### What the task requires
Output each entry exactly; skip nothing.

#### Records provided

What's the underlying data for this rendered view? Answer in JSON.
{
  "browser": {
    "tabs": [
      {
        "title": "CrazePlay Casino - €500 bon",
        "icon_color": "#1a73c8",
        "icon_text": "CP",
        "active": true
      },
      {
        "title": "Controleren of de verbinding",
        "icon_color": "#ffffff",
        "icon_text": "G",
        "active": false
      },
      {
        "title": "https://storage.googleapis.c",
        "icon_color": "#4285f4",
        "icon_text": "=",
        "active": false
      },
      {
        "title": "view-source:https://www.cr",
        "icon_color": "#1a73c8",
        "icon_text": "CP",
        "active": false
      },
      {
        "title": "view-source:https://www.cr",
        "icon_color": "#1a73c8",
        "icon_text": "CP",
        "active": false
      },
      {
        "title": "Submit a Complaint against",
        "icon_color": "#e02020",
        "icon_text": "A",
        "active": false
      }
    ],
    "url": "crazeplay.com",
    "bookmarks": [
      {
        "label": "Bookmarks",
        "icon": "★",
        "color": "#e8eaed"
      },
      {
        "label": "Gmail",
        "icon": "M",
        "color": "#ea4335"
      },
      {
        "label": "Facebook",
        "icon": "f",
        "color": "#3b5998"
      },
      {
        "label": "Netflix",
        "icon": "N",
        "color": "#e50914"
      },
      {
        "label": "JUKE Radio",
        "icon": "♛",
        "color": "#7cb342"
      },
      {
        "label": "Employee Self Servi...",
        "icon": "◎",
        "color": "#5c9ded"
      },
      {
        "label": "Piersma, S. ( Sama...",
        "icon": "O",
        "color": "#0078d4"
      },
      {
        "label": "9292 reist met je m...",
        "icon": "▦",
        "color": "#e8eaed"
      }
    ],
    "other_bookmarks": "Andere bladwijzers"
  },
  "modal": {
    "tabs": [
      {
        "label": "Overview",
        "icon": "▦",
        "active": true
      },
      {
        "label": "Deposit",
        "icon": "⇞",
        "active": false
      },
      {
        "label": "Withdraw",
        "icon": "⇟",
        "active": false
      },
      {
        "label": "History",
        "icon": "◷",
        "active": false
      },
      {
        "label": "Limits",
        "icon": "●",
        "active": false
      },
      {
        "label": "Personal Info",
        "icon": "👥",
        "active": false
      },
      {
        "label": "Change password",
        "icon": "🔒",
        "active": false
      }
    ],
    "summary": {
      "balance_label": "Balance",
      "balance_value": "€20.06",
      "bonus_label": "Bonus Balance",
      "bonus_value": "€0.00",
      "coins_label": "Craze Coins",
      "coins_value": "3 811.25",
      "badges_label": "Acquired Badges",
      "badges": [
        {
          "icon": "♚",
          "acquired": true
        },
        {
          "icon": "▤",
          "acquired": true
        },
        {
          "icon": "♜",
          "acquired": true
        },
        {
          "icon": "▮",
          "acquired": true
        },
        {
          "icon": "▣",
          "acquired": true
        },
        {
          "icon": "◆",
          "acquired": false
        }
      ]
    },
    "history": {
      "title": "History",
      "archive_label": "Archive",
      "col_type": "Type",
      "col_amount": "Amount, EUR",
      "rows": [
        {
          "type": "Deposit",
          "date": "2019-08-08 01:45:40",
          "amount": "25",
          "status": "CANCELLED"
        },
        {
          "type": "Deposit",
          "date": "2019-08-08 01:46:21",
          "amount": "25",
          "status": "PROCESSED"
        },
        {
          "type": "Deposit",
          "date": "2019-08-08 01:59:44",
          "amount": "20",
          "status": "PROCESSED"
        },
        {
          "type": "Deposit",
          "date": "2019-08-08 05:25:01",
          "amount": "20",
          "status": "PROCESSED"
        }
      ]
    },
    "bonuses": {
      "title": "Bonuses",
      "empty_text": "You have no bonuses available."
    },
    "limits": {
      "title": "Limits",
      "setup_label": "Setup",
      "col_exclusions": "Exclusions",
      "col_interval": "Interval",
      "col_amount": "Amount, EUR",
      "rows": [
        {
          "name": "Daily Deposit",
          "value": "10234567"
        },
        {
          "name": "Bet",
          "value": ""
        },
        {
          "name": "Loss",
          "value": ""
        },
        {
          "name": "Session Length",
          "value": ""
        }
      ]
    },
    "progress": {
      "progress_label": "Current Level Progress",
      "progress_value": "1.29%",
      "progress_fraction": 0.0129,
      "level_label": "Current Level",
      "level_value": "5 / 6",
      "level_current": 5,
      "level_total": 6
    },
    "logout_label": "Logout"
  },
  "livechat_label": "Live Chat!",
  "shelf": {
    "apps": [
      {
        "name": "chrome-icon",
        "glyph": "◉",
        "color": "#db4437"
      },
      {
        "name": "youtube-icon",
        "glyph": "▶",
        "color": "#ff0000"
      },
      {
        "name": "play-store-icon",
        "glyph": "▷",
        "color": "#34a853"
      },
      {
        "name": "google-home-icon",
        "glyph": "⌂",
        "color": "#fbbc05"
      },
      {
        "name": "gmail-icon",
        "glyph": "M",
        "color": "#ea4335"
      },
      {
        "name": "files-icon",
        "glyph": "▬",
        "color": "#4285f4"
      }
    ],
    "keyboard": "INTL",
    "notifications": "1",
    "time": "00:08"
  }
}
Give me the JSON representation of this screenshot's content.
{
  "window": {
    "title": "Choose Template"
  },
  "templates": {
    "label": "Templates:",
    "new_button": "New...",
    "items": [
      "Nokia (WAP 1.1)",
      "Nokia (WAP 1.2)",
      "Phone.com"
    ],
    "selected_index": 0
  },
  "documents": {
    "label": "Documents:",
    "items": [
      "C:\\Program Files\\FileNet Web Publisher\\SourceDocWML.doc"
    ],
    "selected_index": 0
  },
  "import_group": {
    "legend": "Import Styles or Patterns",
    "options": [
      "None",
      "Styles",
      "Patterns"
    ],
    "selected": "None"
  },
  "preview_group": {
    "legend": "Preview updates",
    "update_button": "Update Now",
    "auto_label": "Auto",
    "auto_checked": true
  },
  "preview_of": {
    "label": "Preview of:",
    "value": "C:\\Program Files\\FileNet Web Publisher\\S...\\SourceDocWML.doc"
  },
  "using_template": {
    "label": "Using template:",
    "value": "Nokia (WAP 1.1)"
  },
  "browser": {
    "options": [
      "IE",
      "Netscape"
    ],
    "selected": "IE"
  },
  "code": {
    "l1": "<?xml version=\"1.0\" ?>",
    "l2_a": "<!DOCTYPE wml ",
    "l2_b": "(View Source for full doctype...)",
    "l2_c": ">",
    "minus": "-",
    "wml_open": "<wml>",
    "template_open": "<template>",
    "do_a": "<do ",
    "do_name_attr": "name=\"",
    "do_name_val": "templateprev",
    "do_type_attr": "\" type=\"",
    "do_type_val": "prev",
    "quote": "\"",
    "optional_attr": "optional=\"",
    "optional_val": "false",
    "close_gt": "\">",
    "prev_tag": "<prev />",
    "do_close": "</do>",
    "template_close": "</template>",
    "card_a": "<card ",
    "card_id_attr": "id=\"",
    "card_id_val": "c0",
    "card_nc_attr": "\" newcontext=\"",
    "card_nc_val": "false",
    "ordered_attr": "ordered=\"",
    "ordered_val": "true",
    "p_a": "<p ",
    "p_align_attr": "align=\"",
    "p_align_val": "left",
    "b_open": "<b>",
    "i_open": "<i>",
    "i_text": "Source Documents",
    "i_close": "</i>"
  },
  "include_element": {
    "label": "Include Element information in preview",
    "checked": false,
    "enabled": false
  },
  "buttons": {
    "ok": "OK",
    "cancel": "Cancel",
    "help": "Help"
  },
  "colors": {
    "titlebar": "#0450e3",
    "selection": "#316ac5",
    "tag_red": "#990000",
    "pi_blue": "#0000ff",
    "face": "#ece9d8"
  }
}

########

### Solution to this problem
What's the underlying data for this rendered view? Answer in JSON.
{
  "browser": {
    "tabs": [
      {
        "title": "CrazePlay Casino - €500 bon",
        "icon_color": "#1a73c8",
        "icon_text": "CP",
        "active": true
      },
      {
        "title": "Controleren of de verbinding",
        "icon_color": "#ffffff",
        "icon_text": "G",
        "active": false
      },
      {
        "title": "https://storage.googleapis.c",
        "icon_color": "#4285f4",
        "icon_text": "=",
        "active": false
      },
      {
        "title": "view-source:https://www.cr",
        "icon_color": "#1a73c8",
        "icon_text": "CP",
        "active": false
      },
      {
        "title": "view-source:https://www.cr",
        "icon_color": "#1a73c8",
        "icon_text": "CP",
        "active": false
      },
      {
        "title": "Submit a Complaint against",
        "icon_color": "#e02020",
        "icon_text": "A",
        "active": false
      }
    ],
    "url": "crazeplay.com",
    "bookmarks": [
      {
        "label": "Bookmarks",
        "icon": "★",
        "color": "#e8eaed"
      },
      {
        "label": "Gmail",
        "icon": "M",
        "color": "#ea4335"
      },
      {
        "label": "Facebook",
        "icon": "f",
        "color": "#3b5998"
      },
      {
        "label": "Netflix",
        "icon": "N",
        "color": "#e50914"
      },
      {
        "label": "JUKE Radio",
        "icon": "♛",
        "color": "#7cb342"
      },
      {
        "label": "Employee Self Servi...",
        "icon": "◎",
        "color": "#5c9ded"
      },
      {
        "label": "Piersma, S. ( Sama...",
        "icon": "O",
        "color": "#0078d4"
      },
      {
        "label": "9292 reist met je m...",
        "icon": "▦",
        "color": "#e8eaed"
      }
    ],
    "other_bookmarks": "Andere bladwijzers"
  },
  "modal": {
    "tabs": [
      {
        "label": "Overview",
        "icon": "▦",
        "active": true
      },
      {
        "label": "Deposit",
        "icon": "⇞",
        "active": false
      },
      {
        "label": "Withdraw",
        "icon": "⇟",
        "active": false
      },
      {
        "label": "History",
        "icon": "◷",
        "active": false
      },
      {
        "label": "Limits",
        "icon": "●",
        "active": false
      },
      {
        "label": "Personal Info",
        "icon": "👥",
        "active": false
      },
      {
        "label": "Change password",
        "icon": "🔒",
        "active": false
      }
    ],
    "summary": {
      "balance_label": "Balance",
      "balance_value": "€20.06",
      "bonus_label": "Bonus Balance",
      "bonus_value": "€0.00",
      "coins_label": "Craze Coins",
      "coins_value": "3 811.25",
      "badges_label": "Acquired Badges",
      "badges": [
        {
          "icon": "♚",
          "acquired": true
        },
        {
          "icon": "▤",
          "acquired": true
        },
        {
          "icon": "♜",
          "acquired": true
        },
        {
          "icon": "▮",
          "acquired": true
        },
        {
          "icon": "▣",
          "acquired": true
        },
        {
          "icon": "◆",
          "acquired": false
        }
      ]
    },
    "history": {
      "title": "History",
      "archive_label": "Archive",
      "col_type": "Type",
      "col_amount": "Amount, EUR",
      "rows": [
        {
          "type": "Deposit",
          "date": "2019-08-08 01:45:40",
          "amount": "25",
          "status": "CANCELLED"
        },
        {
          "type": "Deposit",
          "date": "2019-08-08 01:46:21",
          "amount": "25",
          "status": "PROCESSED"
        },
        {
          "type": "Deposit",
          "date": "2019-08-08 01:59:44",
          "amount": "20",
          "status": "PROCESSED"
        },
        {
          "type": "Deposit",
          "date": "2019-08-08 05:25:01",
          "amount": "20",
          "status": "PROCESSED"
        }
      ]
    },
    "bonuses": {
      "title": "Bonuses",
      "empty_text": "You have no bonuses available."
    },
    "limits": {
      "title": "Limits",
      "setup_label": "Setup",
      "col_exclusions": "Exclusions",
      "col_interval": "Interval",
      "col_amount": "Amount, EUR",
      "rows": [
        {
          "name": "Daily Deposit",
          "value": "10234567"
        },
        {
          "name": "Bet",
          "value": ""
        },
        {
          "name": "Loss",
          "value": ""
        },
        {
          "name": "Session Length",
          "value": ""
        }
      ]
    },
    "progress": {
      "progress_label": "Current Level Progress",
      "progress_value": "1.29%",
      "progress_fraction": 0.0129,
      "level_label": "Current Level",
      "level_value": "5 / 6",
      "level_current": 5,
      "level_total": 6
    },
    "logout_label": "Logout"
  },
  "livechat_label": "Live Chat!",
  "shelf": {
    "apps": [
      {
        "name": "chrome-icon",
        "glyph": "◉",
        "color": "#db4437"
      },
      {
        "name": "youtube-icon",
        "glyph": "▶",
        "color": "#ff0000"
      },
      {
        "name": "play-store-icon",
        "glyph": "▷",
        "color": "#34a853"
      },
      {
        "name": "google-home-icon",
        "glyph": "⌂",
        "color": "#fbbc05"
      },
      {
        "name": "gmail-icon",
        "glyph": "M",
        "color": "#ea4335"
      },
      {
        "name": "files-icon",
        "glyph": "▬",
        "color": "#4285f4"
      }
    ],
    "keyboard": "INTL",
    "notifications": "1",
    "time": "00:08"
  }
}
Give me the JSON representation of this screenshot's content.
{
  "window": {
    "title": "Choose Template"
  },
  "templates": {
    "label": "Templates:",
    "new_button": "New...",
    "items": [
      "Nokia (WAP 1.1)",
      "Nokia (WAP 1.2)",
      "Phone.com"
    ],
    "selected_index": 0
  },
  "documents": {
    "label": "Documents:",
    "items": [
      "C:\\Program Files\\FileNet Web Publisher\\SourceDocWML.doc"
    ],
    "selected_index": 0
  },
  "import_group": {
    "legend": "Import Styles or Patterns",
    "options": [
      "None",
      "Styles",
      "Patterns"
    ],
    "selected": "None"
  },
  "preview_group": {
    "legend": "Preview updates",
    "update_button": "Update Now",
    "auto_label": "Auto",
    "auto_checked": true
  },
  "preview_of": {
    "label": "Preview of:",
    "value": "C:\\Program Files\\FileNet Web Publisher\\S...\\SourceDocWML.doc"
  },
  "using_template": {
    "label": "Using template:",
    "value": "Nokia (WAP 1.1)"
  },
  "browser": {
    "options": [
      "IE",
      "Netscape"
    ],
    "selected": "IE"
  },
  "code": {
    "l1": "<?xml version=\"1.0\" ?>",
    "l2_a": "<!DOCTYPE wml ",
    "l2_b": "(View Source for full doctype...)",
    "l2_c": ">",
    "minus": "-",
    "wml_open": "<wml>",
    "template_open": "<template>",
    "do_a": "<do ",
    "do_name_attr": "name=\"",
    "do_name_val": "templateprev",
    "do_type_attr": "\" type=\"",
    "do_type_val": "prev",
    "quote": "\"",
    "optional_attr": "optional=\"",
    "optional_val": "false",
    "close_gt": "\">",
    "prev_tag": "<prev />",
    "do_close": "</do>",
    "template_close": "</template>",
    "card_a": "<card ",
    "card_id_attr": "id=\"",
    "card_id_val": "c0",
    "card_nc_attr": "\" newcontext=\"",
    "card_nc_val": "false",
    "ordered_attr": "ordered=\"",
    "ordered_val": "true",
    "p_a": "<p ",
    "p_align_attr": "align=\"",
    "p_align_val": "left",
    "b_open": "<b>",
    "i_open": "<i>",
    "i_text": "Source Documents",
    "i_close": "</i>"
  },
  "include_element": {
    "label": "Include Element information in preview",
    "checked": false,
    "enabled": false
  },
  "buttons": {
    "ok": "OK",
    "cancel": "Cancel",
    "help": "Help"
  },
  "colors": {
    "titlebar": "#0450e3",
    "selection": "#316ac5",
    "tag_red": "#990000",
    "pi_blue": "#0000ff",
    "face": "#ece9d8"
  }
}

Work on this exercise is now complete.